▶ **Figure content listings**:
···
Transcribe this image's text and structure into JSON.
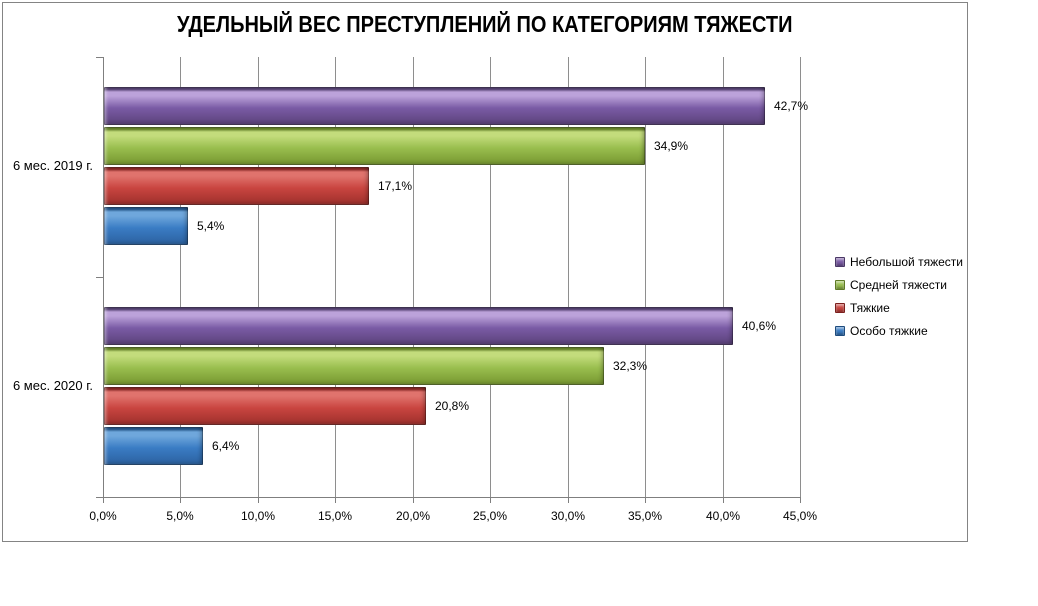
{
  "chart_data": {
    "type": "bar",
    "orientation": "horizontal",
    "title": "УДЕЛЬНЫЙ ВЕС ПРЕСТУПЛЕНИЙ ПО КАТЕГОРИЯМ ТЯЖЕСТИ",
    "categories": [
      "6 мес. 2019 г.",
      "6 мес. 2020 г."
    ],
    "series": [
      {
        "name": "Небольшой тяжести",
        "values": [
          42.7,
          40.6
        ],
        "labels": [
          "42,7%",
          "40,6%"
        ],
        "color": {
          "main": "#7a5ba5",
          "light": "#bca2da",
          "dark": "#5a4179",
          "edge": "#4a3766"
        }
      },
      {
        "name": "Средней тяжести",
        "values": [
          34.9,
          32.3
        ],
        "labels": [
          "34,9%",
          "32,3%"
        ],
        "color": {
          "main": "#99be4e",
          "light": "#c3dc7c",
          "dark": "#75952f",
          "edge": "#5e7a24"
        }
      },
      {
        "name": "Тяжкие",
        "values": [
          17.1,
          20.8
        ],
        "labels": [
          "17,1%",
          "20,8%"
        ],
        "color": {
          "main": "#c94540",
          "light": "#e0736d",
          "dark": "#9c2f2b",
          "edge": "#7c201e"
        }
      },
      {
        "name": "Особо тяжкие",
        "values": [
          5.4,
          6.4
        ],
        "labels": [
          "5,4%",
          "6,4%"
        ],
        "color": {
          "main": "#3a7cc4",
          "light": "#6fa7dc",
          "dark": "#2b609e",
          "edge": "#1e4c7e"
        }
      }
    ],
    "x_axis": {
      "min": 0,
      "max": 45,
      "step": 5,
      "tick_labels": [
        "0,0%",
        "5,0%",
        "10,0%",
        "15,0%",
        "20,0%",
        "25,0%",
        "30,0%",
        "35,0%",
        "40,0%",
        "45,0%"
      ]
    },
    "legend_position": "right",
    "grid": true,
    "axis_color": "#7f7f7f",
    "gridline_color": "#8e8e8e"
  }
}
···
▶ **Your instructions**: Lines in the records that hold the word "edge" are to be counted; give only the total.

▶ **The result**: 4